- _DIRECTION_: Every record that follows should be printed verbatim.
((
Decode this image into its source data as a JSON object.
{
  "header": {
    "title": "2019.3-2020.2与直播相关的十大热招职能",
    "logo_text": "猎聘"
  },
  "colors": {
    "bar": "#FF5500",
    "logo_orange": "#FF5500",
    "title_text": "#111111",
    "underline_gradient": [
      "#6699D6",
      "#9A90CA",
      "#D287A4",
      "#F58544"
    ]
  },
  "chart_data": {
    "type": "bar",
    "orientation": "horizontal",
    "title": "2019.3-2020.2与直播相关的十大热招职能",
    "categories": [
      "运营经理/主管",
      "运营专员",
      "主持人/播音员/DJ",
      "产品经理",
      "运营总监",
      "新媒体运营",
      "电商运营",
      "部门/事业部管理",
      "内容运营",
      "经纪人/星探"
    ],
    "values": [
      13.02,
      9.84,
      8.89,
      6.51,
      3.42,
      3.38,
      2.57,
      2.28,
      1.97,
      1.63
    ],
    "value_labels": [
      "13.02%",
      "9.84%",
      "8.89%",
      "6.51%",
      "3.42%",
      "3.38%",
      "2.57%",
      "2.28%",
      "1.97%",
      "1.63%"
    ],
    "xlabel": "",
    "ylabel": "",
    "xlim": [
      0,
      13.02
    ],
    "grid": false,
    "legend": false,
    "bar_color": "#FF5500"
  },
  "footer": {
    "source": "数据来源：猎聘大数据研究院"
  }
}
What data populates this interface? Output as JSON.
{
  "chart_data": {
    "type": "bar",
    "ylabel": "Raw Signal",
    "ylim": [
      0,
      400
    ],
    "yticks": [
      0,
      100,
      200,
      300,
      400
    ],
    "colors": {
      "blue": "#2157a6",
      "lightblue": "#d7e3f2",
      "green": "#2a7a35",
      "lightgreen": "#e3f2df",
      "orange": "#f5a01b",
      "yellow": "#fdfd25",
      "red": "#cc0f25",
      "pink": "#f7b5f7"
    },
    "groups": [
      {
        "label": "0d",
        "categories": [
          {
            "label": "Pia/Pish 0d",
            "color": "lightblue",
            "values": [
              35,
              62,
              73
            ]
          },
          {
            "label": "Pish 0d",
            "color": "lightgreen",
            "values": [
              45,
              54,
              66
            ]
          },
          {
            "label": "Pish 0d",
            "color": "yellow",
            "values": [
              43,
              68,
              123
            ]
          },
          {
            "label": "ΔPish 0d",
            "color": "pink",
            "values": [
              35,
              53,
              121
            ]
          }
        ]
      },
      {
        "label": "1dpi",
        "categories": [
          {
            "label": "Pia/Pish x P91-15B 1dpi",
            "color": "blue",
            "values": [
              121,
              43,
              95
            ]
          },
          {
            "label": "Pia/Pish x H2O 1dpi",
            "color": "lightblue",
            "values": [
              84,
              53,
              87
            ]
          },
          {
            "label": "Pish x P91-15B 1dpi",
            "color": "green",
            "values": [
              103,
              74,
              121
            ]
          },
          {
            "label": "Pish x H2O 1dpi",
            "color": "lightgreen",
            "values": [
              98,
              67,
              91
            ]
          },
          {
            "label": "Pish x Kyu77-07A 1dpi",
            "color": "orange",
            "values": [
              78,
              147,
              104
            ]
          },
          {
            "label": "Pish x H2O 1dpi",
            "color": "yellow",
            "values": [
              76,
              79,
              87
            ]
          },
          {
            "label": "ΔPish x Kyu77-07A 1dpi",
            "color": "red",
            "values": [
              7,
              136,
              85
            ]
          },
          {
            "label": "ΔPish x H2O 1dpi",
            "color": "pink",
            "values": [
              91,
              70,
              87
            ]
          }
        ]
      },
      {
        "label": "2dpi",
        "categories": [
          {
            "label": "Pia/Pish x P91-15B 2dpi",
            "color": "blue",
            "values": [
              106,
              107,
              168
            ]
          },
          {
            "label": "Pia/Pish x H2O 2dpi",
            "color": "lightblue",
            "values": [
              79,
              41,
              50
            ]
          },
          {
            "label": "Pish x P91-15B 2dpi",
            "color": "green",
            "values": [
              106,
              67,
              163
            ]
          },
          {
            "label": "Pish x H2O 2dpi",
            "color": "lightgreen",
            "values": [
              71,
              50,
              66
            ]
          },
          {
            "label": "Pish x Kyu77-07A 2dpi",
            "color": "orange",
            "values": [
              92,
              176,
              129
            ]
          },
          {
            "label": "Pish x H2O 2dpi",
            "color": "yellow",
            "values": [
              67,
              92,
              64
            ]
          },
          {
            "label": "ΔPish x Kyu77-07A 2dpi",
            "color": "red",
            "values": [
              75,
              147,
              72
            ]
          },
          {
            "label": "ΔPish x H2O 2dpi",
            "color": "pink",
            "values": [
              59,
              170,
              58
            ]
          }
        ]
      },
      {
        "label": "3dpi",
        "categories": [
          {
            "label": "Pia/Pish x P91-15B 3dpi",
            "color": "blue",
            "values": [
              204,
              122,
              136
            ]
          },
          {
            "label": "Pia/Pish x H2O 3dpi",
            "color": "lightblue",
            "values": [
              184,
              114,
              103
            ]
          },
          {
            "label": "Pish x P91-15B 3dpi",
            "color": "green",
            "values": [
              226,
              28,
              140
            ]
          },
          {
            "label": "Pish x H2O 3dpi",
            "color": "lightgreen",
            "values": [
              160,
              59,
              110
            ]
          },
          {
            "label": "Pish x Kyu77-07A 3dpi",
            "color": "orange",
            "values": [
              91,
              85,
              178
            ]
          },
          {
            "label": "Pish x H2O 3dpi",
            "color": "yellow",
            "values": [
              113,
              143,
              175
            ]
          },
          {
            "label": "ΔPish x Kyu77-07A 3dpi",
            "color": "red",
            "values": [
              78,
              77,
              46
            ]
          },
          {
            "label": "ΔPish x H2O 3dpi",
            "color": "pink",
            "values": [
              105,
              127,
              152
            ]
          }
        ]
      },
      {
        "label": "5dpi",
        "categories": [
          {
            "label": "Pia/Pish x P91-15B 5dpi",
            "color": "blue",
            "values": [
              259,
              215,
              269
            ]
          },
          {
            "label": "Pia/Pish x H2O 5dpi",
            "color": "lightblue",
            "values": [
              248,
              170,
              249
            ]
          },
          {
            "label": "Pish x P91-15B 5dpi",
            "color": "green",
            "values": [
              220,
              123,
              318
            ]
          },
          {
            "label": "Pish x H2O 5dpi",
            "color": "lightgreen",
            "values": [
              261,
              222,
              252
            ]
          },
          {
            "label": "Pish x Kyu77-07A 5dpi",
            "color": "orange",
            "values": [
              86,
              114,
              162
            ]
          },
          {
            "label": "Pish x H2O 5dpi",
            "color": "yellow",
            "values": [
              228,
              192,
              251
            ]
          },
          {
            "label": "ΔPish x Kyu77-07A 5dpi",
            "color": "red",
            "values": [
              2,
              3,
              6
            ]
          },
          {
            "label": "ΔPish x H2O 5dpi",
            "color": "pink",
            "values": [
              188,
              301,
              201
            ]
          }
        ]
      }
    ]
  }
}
))
- _SOLUTION FOR THIS PROBLEM_:
Decode this image into its source data as a JSON object.
{
  "header": {
    "title": "2019.3-2020.2与直播相关的十大热招职能",
    "logo_text": "猎聘"
  },
  "colors": {
    "bar": "#FF5500",
    "logo_orange": "#FF5500",
    "title_text": "#111111",
    "underline_gradient": [
      "#6699D6",
      "#9A90CA",
      "#D287A4",
      "#F58544"
    ]
  },
  "chart_data": {
    "type": "bar",
    "orientation": "horizontal",
    "title": "2019.3-2020.2与直播相关的十大热招职能",
    "categories": [
      "运营经理/主管",
      "运营专员",
      "主持人/播音员/DJ",
      "产品经理",
      "运营总监",
      "新媒体运营",
      "电商运营",
      "部门/事业部管理",
      "内容运营",
      "经纪人/星探"
    ],
    "values": [
      13.02,
      9.84,
      8.89,
      6.51,
      3.42,
      3.38,
      2.57,
      2.28,
      1.97,
      1.63
    ],
    "value_labels": [
      "13.02%",
      "9.84%",
      "8.89%",
      "6.51%",
      "3.42%",
      "3.38%",
      "2.57%",
      "2.28%",
      "1.97%",
      "1.63%"
    ],
    "xlabel": "",
    "ylabel": "",
    "xlim": [
      0,
      13.02
    ],
    "grid": false,
    "legend": false,
    "bar_color": "#FF5500"
  },
  "footer": {
    "source": "数据来源：猎聘大数据研究院"
  }
}
What data populates this interface? Output as JSON.
{
  "chart_data": {
    "type": "bar",
    "ylabel": "Raw Signal",
    "ylim": [
      0,
      400
    ],
    "yticks": [
      0,
      100,
      200,
      300,
      400
    ],
    "colors": {
      "blue": "#2157a6",
      "lightblue": "#d7e3f2",
      "green": "#2a7a35",
      "lightgreen": "#e3f2df",
      "orange": "#f5a01b",
      "yellow": "#fdfd25",
      "red": "#cc0f25",
      "pink": "#f7b5f7"
    },
    "groups": [
      {
        "label": "0d",
        "categories": [
          {
            "label": "Pia/Pish 0d",
            "color": "lightblue",
            "values": [
              35,
              62,
              73
            ]
          },
          {
            "label": "Pish 0d",
            "color": "lightgreen",
            "values": [
              45,
              54,
              66
            ]
          },
          {
            "label": "Pish 0d",
            "color": "yellow",
            "values": [
              43,
              68,
              123
            ]
          },
          {
            "label": "ΔPish 0d",
            "color": "pink",
            "values": [
              35,
              53,
              121
            ]
          }
        ]
      },
      {
        "label": "1dpi",
        "categories": [
          {
            "label": "Pia/Pish x P91-15B 1dpi",
            "color": "blue",
            "values": [
              121,
              43,
              95
            ]
          },
          {
            "label": "Pia/Pish x H2O 1dpi",
            "color": "lightblue",
            "values": [
              84,
              53,
              87
            ]
          },
          {
            "label": "Pish x P91-15B 1dpi",
            "color": "green",
            "values": [
              103,
              74,
              121
            ]
          },
          {
            "label": "Pish x H2O 1dpi",
            "color": "lightgreen",
            "values": [
              98,
              67,
              91
            ]
          },
          {
            "label": "Pish x Kyu77-07A 1dpi",
            "color": "orange",
            "values": [
              78,
              147,
              104
            ]
          },
          {
            "label": "Pish x H2O 1dpi",
            "color": "yellow",
            "values": [
              76,
              79,
              87
            ]
          },
          {
            "label": "ΔPish x Kyu77-07A 1dpi",
            "color": "red",
            "values": [
              7,
              136,
              85
            ]
          },
          {
            "label": "ΔPish x H2O 1dpi",
            "color": "pink",
            "values": [
              91,
              70,
              87
            ]
          }
        ]
      },
      {
        "label": "2dpi",
        "categories": [
          {
            "label": "Pia/Pish x P91-15B 2dpi",
            "color": "blue",
            "values": [
              106,
              107,
              168
            ]
          },
          {
            "label": "Pia/Pish x H2O 2dpi",
            "color": "lightblue",
            "values": [
              79,
              41,
              50
            ]
          },
          {
            "label": "Pish x P91-15B 2dpi",
            "color": "green",
            "values": [
              106,
              67,
              163
            ]
          },
          {
            "label": "Pish x H2O 2dpi",
            "color": "lightgreen",
            "values": [
              71,
              50,
              66
            ]
          },
          {
            "label": "Pish x Kyu77-07A 2dpi",
            "color": "orange",
            "values": [
              92,
              176,
              129
            ]
          },
          {
            "label": "Pish x H2O 2dpi",
            "color": "yellow",
            "values": [
              67,
              92,
              64
            ]
          },
          {
            "label": "ΔPish x Kyu77-07A 2dpi",
            "color": "red",
            "values": [
              75,
              147,
              72
            ]
          },
          {
            "label": "ΔPish x H2O 2dpi",
            "color": "pink",
            "values": [
              59,
              170,
              58
            ]
          }
        ]
      },
      {
        "label": "3dpi",
        "categories": [
          {
            "label": "Pia/Pish x P91-15B 3dpi",
            "color": "blue",
            "values": [
              204,
              122,
              136
            ]
          },
          {
            "label": "Pia/Pish x H2O 3dpi",
            "color": "lightblue",
            "values": [
              184,
              114,
              103
            ]
          },
          {
            "label": "Pish x P91-15B 3dpi",
            "color": "green",
            "values": [
              226,
              28,
              140
            ]
          },
          {
            "label": "Pish x H2O 3dpi",
            "color": "lightgreen",
            "values": [
              160,
              59,
              110
            ]
          },
          {
            "label": "Pish x Kyu77-07A 3dpi",
            "color": "orange",
            "values": [
              91,
              85,
              178
            ]
          },
          {
            "label": "Pish x H2O 3dpi",
            "color": "yellow",
            "values": [
              113,
              143,
              175
            ]
          },
          {
            "label": "ΔPish x Kyu77-07A 3dpi",
            "color": "red",
            "values": [
              78,
              77,
              46
            ]
          },
          {
            "label": "ΔPish x H2O 3dpi",
            "color": "pink",
            "values": [
              105,
              127,
              152
            ]
          }
        ]
      },
      {
        "label": "5dpi",
        "categories": [
          {
            "label": "Pia/Pish x P91-15B 5dpi",
            "color": "blue",
            "values": [
              259,
              215,
              269
            ]
          },
          {
            "label": "Pia/Pish x H2O 5dpi",
            "color": "lightblue",
            "values": [
              248,
              170,
              249
            ]
          },
          {
            "label": "Pish x P91-15B 5dpi",
            "color": "green",
            "values": [
              220,
              123,
              318
            ]
          },
          {
            "label": "Pish x H2O 5dpi",
            "color": "lightgreen",
            "values": [
              261,
              222,
              252
            ]
          },
          {
            "label": "Pish x Kyu77-07A 5dpi",
            "color": "orange",
            "values": [
              86,
              114,
              162
            ]
          },
          {
            "label": "Pish x H2O 5dpi",
            "color": "yellow",
            "values": [
              228,
              192,
              251
            ]
          },
          {
            "label": "ΔPish x Kyu77-07A 5dpi",
            "color": "red",
            "values": [
              2,
              3,
              6
            ]
          },
          {
            "label": "ΔPish x H2O 5dpi",
            "color": "pink",
            "values": [
              188,
              301,
              201
            ]
          }
        ]
      }
    ]
  }
}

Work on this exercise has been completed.